[Problem details] Copy out all the records exactly.

....

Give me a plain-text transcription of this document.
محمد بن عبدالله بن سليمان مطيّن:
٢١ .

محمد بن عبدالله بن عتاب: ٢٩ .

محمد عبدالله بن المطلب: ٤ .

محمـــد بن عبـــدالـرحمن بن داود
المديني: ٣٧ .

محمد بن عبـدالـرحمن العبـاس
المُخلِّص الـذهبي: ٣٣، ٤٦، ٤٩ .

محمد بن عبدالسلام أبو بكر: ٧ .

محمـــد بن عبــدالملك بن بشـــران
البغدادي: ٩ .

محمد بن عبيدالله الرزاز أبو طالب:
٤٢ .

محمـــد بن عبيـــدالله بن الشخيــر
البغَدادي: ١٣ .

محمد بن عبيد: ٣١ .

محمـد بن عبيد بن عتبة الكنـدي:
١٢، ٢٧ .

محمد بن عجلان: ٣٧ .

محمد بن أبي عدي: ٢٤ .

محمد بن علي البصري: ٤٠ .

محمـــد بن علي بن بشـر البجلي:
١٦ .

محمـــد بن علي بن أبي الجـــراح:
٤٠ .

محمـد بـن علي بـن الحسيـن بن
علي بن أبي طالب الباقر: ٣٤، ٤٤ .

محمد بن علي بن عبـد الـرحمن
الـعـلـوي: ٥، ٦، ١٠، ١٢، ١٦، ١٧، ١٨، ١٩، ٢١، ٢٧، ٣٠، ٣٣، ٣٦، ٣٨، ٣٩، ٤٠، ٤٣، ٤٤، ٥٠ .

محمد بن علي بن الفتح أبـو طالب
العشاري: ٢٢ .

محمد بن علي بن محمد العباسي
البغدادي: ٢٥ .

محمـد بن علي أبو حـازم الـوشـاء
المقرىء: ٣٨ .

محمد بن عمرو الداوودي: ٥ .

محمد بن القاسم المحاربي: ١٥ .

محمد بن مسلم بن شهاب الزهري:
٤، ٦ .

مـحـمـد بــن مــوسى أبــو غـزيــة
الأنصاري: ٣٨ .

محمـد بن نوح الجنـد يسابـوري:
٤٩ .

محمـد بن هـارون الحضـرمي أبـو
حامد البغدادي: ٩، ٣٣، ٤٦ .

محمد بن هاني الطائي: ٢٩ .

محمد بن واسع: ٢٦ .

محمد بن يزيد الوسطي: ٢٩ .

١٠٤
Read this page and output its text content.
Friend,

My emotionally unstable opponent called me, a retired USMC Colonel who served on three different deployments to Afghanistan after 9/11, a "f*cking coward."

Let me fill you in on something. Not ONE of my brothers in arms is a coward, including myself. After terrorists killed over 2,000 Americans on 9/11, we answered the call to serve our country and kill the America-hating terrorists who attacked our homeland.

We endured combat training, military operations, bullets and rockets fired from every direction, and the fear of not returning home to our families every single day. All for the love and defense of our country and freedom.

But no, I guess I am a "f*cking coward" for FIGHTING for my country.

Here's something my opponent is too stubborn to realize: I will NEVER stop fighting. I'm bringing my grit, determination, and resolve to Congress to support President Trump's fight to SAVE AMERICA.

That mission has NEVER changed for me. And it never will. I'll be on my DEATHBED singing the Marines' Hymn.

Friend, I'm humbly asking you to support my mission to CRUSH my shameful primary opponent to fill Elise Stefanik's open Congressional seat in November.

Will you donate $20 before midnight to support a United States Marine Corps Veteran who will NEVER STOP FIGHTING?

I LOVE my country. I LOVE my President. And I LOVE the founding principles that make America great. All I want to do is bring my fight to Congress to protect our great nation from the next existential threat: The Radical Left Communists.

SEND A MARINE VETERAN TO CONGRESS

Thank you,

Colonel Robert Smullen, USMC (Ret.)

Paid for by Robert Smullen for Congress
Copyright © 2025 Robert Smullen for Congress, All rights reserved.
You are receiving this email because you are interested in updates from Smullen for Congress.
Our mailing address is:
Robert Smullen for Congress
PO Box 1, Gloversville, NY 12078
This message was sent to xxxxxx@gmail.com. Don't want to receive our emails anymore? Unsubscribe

....

[Exercise output]
Give me a plain-text transcription of this document.
محمد بن عبدالله بن سليمان مطيّن:
٢١ .

محمد بن عبدالله بن عتاب: ٢٩ .

محمد عبدالله بن المطلب: ٤ .

محمـــد بن عبـــدالـرحمن بن داود
المديني: ٣٧ .

محمد بن عبـدالـرحمن العبـاس
المُخلِّص الـذهبي: ٣٣، ٤٦، ٤٩ .

محمد بن عبدالسلام أبو بكر: ٧ .

محمـــد بن عبــدالملك بن بشـــران
البغدادي: ٩ .

محمد بن عبيدالله الرزاز أبو طالب:
٤٢ .

محمـــد بن عبيـــدالله بن الشخيــر
البغَدادي: ١٣ .

محمد بن عبيد: ٣١ .

محمـد بن عبيد بن عتبة الكنـدي:
١٢، ٢٧ .

محمد بن عجلان: ٣٧ .

محمد بن أبي عدي: ٢٤ .

محمد بن علي البصري: ٤٠ .

محمـــد بن علي بن بشـر البجلي:
١٦ .

محمـــد بن علي بن أبي الجـــراح:
٤٠ .

محمـد بـن علي بـن الحسيـن بن
علي بن أبي طالب الباقر: ٣٤، ٤٤ .

محمد بن علي بن عبـد الـرحمن
الـعـلـوي: ٥، ٦، ١٠، ١٢، ١٦، ١٧، ١٨، ١٩، ٢١، ٢٧، ٣٠، ٣٣، ٣٦، ٣٨، ٣٩، ٤٠، ٤٣، ٤٤، ٥٠ .

محمد بن علي بن الفتح أبـو طالب
العشاري: ٢٢ .

محمد بن علي بن محمد العباسي
البغدادي: ٢٥ .

محمـد بن علي أبو حـازم الـوشـاء
المقرىء: ٣٨ .

محمد بن عمرو الداوودي: ٥ .

محمد بن القاسم المحاربي: ١٥ .

محمد بن مسلم بن شهاب الزهري:
٤، ٦ .

مـحـمـد بــن مــوسى أبــو غـزيــة
الأنصاري: ٣٨ .

محمـد بن نوح الجنـد يسابـوري:
٤٩ .

محمـد بن هـارون الحضـرمي أبـو
حامد البغدادي: ٩، ٣٣، ٤٦ .

محمد بن هاني الطائي: ٢٩ .

محمد بن واسع: ٢٦ .

محمد بن يزيد الوسطي: ٢٩ .

١٠٤
Read this page and output its text content.
Friend,

My emotionally unstable opponent called me, a retired USMC Colonel who served on three different deployments to Afghanistan after 9/11, a "f*cking coward."

Let me fill you in on something. Not ONE of my brothers in arms is a coward, including myself. After terrorists killed over 2,000 Americans on 9/11, we answered the call to serve our country and kill the America-hating terrorists who attacked our homeland.

We endured combat training, military operations, bullets and rockets fired from every direction, and the fear of not returning home to our families every single day. All for the love and defense of our country and freedom.

But no, I guess I am a "f*cking coward" for FIGHTING for my country.

Here's something my opponent is too stubborn to realize: I will NEVER stop fighting. I'm bringing my grit, determination, and resolve to Congress to support President Trump's fight to SAVE AMERICA.

That mission has NEVER changed for me. And it never will. I'll be on my DEATHBED singing the Marines' Hymn.

Friend, I'm humbly asking you to support my mission to CRUSH my shameful primary opponent to fill Elise Stefanik's open Congressional seat in November.

Will you donate $20 before midnight to support a United States Marine Corps Veteran who will NEVER STOP FIGHTING?

I LOVE my country. I LOVE my President. And I LOVE the founding principles that make America great. All I want to do is bring my fight to Congress to protect our great nation from the next existential threat: The Radical Left Communists.

SEND A MARINE VETERAN TO CONGRESS

Thank you,

Colonel Robert Smullen, USMC (Ret.)

Paid for by Robert Smullen for Congress
Copyright © 2025 Robert Smullen for Congress, All rights reserved.
You are receiving this email because you are interested in updates from Smullen for Congress.
Our mailing address is:
Robert Smullen for Congress
PO Box 1, Gloversville, NY 12078
This message was sent to xxxxxx@gmail.com. Don't want to receive our emails anymore? Unsubscribe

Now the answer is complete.